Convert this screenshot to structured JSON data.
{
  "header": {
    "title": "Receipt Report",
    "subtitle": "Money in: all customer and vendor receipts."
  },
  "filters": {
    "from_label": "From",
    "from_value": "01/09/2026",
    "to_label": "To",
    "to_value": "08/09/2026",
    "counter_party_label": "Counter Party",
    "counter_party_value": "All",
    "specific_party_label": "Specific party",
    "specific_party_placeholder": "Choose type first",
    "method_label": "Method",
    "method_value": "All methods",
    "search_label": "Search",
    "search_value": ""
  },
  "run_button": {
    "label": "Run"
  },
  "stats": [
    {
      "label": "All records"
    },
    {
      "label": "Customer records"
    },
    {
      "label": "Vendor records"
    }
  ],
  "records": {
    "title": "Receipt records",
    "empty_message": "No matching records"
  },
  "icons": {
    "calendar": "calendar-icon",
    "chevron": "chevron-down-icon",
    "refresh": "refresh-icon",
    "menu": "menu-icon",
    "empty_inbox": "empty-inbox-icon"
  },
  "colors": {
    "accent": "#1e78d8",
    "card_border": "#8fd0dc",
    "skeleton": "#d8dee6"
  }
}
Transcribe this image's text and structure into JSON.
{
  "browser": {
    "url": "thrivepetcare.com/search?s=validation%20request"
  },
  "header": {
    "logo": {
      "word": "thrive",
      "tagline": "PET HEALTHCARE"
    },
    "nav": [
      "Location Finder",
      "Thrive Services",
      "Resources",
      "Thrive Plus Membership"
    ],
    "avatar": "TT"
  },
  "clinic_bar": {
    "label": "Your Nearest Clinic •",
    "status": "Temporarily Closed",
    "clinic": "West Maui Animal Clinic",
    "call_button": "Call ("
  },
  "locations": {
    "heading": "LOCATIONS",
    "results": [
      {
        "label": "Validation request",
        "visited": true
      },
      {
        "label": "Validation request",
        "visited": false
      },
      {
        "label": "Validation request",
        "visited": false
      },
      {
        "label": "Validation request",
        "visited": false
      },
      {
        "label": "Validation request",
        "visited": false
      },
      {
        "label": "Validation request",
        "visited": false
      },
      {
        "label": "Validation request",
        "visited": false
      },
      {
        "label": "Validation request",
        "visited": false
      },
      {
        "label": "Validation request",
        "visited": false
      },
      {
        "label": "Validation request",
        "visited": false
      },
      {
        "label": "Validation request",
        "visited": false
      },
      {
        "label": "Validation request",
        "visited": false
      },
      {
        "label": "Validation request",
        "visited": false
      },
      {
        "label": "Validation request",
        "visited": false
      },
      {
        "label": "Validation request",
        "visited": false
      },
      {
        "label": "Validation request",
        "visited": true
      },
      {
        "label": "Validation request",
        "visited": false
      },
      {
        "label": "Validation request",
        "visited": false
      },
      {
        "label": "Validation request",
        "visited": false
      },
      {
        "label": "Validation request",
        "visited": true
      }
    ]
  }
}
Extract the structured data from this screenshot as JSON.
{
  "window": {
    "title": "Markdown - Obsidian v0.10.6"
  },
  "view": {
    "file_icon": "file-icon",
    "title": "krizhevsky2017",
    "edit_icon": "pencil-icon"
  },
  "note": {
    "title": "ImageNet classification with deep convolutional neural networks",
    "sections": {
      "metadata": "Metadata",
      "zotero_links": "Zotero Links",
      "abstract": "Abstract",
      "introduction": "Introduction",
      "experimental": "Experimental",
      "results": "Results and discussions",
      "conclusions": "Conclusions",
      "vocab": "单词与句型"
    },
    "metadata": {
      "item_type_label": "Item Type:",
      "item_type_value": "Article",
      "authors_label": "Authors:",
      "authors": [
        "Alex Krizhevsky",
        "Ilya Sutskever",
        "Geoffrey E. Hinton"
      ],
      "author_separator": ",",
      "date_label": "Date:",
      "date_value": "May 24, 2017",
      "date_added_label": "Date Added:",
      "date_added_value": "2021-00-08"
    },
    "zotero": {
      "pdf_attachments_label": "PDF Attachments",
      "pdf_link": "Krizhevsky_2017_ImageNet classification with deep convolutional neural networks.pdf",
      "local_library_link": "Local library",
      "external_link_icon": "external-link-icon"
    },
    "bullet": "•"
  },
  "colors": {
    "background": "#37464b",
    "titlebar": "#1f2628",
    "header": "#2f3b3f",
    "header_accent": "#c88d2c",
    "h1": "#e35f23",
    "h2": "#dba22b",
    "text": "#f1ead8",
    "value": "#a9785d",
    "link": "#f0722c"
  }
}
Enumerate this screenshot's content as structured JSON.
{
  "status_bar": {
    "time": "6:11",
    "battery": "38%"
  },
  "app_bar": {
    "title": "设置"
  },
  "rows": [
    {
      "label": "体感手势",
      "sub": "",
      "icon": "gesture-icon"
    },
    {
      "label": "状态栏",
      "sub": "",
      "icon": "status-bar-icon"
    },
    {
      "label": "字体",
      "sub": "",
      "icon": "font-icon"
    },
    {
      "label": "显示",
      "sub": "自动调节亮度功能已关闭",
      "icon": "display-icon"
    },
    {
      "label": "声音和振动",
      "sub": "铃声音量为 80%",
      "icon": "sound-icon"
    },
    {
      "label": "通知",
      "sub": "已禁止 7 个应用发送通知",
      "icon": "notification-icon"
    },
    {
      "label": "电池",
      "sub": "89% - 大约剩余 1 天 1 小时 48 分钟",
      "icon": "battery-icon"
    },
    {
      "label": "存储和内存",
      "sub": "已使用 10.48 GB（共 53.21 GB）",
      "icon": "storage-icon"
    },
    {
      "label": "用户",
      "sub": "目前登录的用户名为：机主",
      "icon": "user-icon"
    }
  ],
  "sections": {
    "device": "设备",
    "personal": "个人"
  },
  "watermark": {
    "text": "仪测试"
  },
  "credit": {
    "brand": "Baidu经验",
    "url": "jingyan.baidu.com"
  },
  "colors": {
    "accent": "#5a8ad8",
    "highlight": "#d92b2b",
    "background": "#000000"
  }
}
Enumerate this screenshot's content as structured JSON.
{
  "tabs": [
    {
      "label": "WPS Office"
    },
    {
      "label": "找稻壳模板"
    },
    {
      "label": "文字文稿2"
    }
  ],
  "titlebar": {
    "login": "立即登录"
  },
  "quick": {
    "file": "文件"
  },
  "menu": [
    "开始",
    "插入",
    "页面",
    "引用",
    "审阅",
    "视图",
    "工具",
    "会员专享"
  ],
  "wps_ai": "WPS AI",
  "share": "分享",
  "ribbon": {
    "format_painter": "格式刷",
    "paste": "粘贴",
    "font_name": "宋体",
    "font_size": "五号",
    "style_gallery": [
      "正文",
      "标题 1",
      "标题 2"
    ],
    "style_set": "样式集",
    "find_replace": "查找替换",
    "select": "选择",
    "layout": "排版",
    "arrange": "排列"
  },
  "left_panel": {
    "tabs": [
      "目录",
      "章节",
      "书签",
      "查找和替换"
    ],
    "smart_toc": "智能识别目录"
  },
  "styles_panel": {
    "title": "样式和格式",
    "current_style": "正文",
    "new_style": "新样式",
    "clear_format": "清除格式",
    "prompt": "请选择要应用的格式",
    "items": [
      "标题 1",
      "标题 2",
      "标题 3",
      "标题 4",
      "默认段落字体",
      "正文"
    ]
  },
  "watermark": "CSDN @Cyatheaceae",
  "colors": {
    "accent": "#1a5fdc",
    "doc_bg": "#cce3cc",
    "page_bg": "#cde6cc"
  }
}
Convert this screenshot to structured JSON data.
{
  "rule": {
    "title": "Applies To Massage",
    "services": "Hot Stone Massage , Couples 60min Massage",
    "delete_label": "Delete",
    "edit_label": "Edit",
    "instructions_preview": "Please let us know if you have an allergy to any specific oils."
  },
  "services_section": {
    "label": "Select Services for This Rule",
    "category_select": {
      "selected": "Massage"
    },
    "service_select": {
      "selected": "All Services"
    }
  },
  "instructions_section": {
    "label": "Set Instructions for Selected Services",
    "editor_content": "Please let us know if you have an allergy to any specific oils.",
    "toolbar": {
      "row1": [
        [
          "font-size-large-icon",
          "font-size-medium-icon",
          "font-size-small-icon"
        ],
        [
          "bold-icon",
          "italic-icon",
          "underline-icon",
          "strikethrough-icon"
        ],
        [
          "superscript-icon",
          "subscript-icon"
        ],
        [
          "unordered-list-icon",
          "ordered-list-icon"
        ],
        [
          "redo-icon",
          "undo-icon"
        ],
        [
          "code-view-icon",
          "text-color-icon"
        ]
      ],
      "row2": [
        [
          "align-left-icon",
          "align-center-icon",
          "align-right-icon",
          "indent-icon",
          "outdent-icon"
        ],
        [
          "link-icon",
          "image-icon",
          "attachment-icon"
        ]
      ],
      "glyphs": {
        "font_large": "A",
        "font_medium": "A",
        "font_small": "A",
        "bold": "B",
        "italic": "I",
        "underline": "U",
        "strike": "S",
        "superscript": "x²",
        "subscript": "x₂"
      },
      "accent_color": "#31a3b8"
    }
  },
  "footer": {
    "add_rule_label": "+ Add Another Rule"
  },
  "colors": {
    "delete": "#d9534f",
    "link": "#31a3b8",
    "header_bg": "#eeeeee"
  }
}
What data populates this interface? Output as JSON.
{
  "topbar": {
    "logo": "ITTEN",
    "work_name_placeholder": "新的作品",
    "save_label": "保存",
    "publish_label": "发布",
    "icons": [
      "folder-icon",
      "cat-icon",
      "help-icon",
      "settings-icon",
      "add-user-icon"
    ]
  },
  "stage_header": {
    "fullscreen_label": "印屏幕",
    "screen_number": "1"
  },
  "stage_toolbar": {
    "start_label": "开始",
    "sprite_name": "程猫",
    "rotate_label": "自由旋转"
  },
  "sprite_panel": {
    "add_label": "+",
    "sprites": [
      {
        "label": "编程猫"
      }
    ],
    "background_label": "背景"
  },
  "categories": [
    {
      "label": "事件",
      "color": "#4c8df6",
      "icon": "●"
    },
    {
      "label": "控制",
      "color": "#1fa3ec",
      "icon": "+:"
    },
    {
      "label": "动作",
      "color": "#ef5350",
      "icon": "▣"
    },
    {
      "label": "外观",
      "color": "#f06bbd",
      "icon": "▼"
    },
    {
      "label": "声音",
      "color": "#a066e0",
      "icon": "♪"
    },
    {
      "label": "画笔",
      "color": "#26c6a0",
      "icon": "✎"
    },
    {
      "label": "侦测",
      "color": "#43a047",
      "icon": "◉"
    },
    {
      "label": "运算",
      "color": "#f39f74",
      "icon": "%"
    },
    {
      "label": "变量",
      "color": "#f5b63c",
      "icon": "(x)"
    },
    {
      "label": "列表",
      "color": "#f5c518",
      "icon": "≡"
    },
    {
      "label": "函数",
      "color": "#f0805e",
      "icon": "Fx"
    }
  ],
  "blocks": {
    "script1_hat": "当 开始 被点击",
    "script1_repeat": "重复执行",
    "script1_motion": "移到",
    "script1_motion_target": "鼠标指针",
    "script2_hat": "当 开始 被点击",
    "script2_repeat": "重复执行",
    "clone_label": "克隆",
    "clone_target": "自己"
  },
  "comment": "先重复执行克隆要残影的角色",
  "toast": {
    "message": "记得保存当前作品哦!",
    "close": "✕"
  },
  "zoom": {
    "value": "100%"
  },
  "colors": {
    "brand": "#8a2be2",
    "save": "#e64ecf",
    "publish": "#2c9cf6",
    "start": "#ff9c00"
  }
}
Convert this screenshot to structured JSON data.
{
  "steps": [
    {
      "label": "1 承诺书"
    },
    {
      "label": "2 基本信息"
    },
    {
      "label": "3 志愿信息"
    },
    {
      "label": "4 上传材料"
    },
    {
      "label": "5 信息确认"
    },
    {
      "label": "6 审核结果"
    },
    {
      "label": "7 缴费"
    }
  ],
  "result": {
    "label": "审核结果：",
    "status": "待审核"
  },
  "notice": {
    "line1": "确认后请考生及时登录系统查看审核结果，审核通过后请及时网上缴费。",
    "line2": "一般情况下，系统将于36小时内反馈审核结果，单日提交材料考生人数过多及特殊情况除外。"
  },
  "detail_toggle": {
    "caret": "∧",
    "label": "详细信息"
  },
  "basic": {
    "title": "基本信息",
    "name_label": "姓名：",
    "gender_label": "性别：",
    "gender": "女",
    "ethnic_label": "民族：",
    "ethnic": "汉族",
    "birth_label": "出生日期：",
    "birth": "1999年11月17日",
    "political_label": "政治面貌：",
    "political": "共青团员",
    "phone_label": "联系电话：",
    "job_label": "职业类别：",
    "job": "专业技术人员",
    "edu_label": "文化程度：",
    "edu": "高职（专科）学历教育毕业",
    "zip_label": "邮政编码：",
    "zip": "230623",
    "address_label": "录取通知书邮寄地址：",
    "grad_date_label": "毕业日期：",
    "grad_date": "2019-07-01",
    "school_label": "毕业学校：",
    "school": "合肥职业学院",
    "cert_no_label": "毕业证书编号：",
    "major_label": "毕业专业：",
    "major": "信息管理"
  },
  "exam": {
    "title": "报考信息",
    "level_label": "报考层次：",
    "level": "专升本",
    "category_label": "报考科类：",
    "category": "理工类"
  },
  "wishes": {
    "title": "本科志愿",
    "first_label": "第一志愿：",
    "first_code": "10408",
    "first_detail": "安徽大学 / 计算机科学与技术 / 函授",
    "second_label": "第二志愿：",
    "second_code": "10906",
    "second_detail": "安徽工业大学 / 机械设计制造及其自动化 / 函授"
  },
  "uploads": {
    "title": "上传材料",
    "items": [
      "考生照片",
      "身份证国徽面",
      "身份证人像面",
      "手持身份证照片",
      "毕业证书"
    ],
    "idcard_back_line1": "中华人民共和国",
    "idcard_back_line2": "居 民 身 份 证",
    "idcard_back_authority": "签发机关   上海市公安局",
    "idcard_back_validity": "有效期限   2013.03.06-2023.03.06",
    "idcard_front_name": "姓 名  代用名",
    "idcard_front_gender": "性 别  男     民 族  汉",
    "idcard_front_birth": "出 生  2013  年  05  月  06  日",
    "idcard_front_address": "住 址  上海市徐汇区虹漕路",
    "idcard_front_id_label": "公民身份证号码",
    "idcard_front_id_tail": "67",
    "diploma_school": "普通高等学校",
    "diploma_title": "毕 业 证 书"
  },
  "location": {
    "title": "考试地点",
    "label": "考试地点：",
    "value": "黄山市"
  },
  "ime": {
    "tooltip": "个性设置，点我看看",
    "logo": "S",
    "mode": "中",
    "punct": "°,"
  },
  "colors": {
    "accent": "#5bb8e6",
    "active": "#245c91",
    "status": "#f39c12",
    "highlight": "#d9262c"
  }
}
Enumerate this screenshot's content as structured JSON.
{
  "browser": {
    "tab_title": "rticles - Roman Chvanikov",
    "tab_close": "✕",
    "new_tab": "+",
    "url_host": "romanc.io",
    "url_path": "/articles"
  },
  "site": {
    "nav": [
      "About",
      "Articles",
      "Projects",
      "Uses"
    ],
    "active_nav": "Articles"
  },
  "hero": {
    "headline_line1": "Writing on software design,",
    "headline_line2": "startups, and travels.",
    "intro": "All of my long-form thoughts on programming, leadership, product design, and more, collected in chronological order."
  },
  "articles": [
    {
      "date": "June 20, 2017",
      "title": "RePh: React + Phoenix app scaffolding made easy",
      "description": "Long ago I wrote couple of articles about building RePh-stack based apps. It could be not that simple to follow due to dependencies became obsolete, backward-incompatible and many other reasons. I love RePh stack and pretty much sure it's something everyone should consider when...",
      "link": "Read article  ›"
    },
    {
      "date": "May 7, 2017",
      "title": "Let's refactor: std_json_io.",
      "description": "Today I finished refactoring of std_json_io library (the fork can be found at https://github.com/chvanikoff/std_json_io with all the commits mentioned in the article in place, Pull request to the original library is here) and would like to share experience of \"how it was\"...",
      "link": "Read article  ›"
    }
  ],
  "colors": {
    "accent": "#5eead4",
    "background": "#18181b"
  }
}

##########

**Task to complete**
From the entries above, pull out each line that includes "results".

**The output**
    "results": [
      "results": "Results and discussions",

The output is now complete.